• _EXTRAIT DE PAGE_:
Monsieur le Président de la République
Lors du lancement des Assises des Outre-Mer, le 7 juillet 2017, Annick Girardin affirmait que « ce chantier vient concrétiser la mise en action d’un engagement de campagne d’Emmanuel Macron ». La Ministre de l’Outre-Mer précisait que ce projet « a pour ambition de répondre aux difficultés spécifiques à chaque territoire » avant d’ajouter qu’« il faut en effet sortir du regard paternaliste et biaisé de la Métropole sur les Outre-Mer et voir en elles des terres de solution ».
9 mois plus tard, nos territoires se sont allègrement exprimés. En Martinique, près de 270 projets ont été présentés en séance de restitution dont la moitié concerne le développement économique et l’emploi.
Reste maintenant à envisager l’avenir ! Car, au-delà de ces manifestations d’intention, les craintes d’une réédition des Etats Généraux de l’Outre-Mer se confirment, sans réelles perspectives pour nos territoires.
Pourtant, des solutions efficientes existent tant au niveau du projet de développement qu’au niveau constitutionnel. Elles passent nécessairement par la rupture avec la démarche dogmatique qui a consisté jusque-là à penser notre développement dans un cadre uniforme depuis les berges de la Seine. Apparemment, vous vous inscrivez dans cette logique puisque vous semblez envisager votre révision constitutionnelle pour les Outre-Mer sans nous y avoir associés préalablement.

• _CONSIGNE_:
Indiquez, d'après l'extrait de page, combien de projets ont été présentés en Martinique lors de la séance de restitution.

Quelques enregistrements
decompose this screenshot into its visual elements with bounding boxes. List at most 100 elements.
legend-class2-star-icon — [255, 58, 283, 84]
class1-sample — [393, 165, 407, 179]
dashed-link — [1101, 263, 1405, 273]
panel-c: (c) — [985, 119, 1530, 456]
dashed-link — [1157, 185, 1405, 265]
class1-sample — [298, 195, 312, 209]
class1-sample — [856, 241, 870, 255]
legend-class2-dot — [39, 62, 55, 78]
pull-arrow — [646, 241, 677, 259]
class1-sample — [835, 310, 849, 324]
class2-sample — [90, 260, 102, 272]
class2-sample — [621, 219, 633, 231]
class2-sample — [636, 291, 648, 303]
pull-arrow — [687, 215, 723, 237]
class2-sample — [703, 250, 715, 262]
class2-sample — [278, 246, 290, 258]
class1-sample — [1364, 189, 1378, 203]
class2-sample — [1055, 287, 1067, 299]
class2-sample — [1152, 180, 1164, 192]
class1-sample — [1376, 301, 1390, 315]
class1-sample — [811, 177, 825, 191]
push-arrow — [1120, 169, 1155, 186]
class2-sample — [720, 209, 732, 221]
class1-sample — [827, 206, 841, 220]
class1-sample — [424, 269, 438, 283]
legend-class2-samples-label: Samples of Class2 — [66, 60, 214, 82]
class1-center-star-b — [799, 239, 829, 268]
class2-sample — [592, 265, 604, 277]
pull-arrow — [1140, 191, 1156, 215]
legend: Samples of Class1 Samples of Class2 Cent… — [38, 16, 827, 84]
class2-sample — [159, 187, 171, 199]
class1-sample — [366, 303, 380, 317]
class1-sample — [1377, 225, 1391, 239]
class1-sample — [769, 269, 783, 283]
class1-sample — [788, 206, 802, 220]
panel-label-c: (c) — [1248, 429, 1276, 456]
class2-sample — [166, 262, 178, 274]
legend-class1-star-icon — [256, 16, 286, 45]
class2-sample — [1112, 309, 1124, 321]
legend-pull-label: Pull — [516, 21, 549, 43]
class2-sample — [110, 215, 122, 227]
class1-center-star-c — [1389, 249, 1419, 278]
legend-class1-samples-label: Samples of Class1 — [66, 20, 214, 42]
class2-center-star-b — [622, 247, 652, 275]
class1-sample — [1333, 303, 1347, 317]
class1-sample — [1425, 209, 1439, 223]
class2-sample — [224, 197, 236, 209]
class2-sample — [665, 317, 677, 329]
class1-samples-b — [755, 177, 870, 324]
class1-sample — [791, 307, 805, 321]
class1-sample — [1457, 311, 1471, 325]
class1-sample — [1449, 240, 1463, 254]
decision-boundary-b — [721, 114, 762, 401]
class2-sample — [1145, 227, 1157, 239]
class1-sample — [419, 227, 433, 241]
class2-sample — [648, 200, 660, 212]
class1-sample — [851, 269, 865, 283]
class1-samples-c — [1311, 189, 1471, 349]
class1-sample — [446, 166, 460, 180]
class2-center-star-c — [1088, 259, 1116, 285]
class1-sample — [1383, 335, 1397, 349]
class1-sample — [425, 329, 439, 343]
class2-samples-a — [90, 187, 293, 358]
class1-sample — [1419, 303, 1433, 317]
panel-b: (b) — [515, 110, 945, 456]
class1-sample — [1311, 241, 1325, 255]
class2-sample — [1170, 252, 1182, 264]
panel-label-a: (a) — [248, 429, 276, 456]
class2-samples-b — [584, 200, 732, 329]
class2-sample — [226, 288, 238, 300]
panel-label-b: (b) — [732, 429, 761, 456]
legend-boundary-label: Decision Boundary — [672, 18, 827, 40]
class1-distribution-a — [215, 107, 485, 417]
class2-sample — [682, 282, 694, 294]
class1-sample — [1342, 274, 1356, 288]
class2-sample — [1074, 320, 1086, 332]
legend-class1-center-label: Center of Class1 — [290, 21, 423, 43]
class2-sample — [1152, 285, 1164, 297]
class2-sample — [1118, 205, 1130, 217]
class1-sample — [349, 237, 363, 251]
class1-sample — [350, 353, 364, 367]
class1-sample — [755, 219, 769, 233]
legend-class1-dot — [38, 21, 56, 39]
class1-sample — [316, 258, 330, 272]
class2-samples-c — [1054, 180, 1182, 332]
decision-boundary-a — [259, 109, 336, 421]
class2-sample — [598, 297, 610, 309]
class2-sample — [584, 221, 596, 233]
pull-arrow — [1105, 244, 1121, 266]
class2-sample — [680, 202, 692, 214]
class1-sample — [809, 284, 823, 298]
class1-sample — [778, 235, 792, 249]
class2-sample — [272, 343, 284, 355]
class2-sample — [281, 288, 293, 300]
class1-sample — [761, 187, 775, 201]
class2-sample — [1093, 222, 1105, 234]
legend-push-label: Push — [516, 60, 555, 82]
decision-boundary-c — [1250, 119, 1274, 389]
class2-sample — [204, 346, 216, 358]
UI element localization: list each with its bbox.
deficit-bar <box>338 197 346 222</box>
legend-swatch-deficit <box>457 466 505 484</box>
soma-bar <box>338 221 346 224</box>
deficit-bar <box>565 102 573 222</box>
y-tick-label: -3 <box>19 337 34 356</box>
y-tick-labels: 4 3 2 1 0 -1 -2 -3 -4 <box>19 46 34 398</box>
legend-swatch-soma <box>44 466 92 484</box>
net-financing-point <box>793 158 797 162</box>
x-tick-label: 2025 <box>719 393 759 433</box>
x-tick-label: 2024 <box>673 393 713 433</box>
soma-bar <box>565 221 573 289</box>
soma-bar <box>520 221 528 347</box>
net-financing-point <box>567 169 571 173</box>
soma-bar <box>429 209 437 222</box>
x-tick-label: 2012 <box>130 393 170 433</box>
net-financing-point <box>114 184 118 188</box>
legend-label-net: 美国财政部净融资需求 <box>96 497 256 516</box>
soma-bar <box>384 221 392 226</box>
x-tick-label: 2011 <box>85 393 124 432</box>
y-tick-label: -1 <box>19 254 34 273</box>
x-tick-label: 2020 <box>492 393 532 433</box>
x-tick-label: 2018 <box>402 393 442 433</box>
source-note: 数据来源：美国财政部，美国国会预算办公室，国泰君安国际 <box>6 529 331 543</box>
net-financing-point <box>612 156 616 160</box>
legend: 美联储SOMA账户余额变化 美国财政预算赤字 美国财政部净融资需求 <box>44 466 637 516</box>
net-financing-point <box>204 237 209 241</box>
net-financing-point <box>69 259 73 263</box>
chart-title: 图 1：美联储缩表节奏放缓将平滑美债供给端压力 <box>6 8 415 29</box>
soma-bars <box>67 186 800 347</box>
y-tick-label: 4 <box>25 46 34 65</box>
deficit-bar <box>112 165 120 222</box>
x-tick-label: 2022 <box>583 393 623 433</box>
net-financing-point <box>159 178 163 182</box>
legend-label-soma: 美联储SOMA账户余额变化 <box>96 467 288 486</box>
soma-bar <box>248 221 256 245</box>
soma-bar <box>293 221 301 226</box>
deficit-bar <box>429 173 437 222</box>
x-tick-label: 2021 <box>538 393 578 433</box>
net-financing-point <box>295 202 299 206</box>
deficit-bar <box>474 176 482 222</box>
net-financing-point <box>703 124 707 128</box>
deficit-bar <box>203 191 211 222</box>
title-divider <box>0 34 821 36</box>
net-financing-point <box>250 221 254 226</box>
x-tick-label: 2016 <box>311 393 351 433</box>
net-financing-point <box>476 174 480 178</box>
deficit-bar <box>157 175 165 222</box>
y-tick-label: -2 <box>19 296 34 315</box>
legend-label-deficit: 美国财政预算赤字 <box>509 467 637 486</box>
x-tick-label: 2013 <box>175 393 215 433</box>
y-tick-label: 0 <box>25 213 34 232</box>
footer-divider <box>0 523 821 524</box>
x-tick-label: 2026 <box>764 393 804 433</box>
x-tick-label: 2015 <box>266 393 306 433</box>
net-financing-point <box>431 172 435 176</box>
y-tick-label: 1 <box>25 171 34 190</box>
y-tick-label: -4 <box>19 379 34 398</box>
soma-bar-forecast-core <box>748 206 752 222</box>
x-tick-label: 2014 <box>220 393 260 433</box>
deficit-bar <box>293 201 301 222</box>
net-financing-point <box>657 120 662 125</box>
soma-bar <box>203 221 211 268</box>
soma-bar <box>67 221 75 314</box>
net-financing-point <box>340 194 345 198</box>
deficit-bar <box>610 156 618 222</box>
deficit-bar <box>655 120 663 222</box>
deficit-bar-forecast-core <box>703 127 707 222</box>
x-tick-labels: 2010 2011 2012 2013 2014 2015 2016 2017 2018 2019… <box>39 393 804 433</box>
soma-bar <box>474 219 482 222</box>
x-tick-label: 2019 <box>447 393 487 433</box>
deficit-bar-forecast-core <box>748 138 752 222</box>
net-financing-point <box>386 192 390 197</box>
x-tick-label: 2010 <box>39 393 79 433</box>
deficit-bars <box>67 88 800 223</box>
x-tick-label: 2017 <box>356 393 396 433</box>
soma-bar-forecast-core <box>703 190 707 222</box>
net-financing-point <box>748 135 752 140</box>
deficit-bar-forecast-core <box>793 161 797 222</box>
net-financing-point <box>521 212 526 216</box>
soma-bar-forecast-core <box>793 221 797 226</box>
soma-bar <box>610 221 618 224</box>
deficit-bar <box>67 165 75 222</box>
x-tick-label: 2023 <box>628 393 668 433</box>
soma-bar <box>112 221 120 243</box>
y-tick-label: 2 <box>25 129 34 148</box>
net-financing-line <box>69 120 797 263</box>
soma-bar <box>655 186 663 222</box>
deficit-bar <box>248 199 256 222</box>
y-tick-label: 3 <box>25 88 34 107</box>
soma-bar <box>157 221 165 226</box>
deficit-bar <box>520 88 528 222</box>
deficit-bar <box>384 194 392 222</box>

• _RÉPONSE ATTENDUE_:
Près de 270 projets ont été présentés en Martinique lors de la séance de restitution.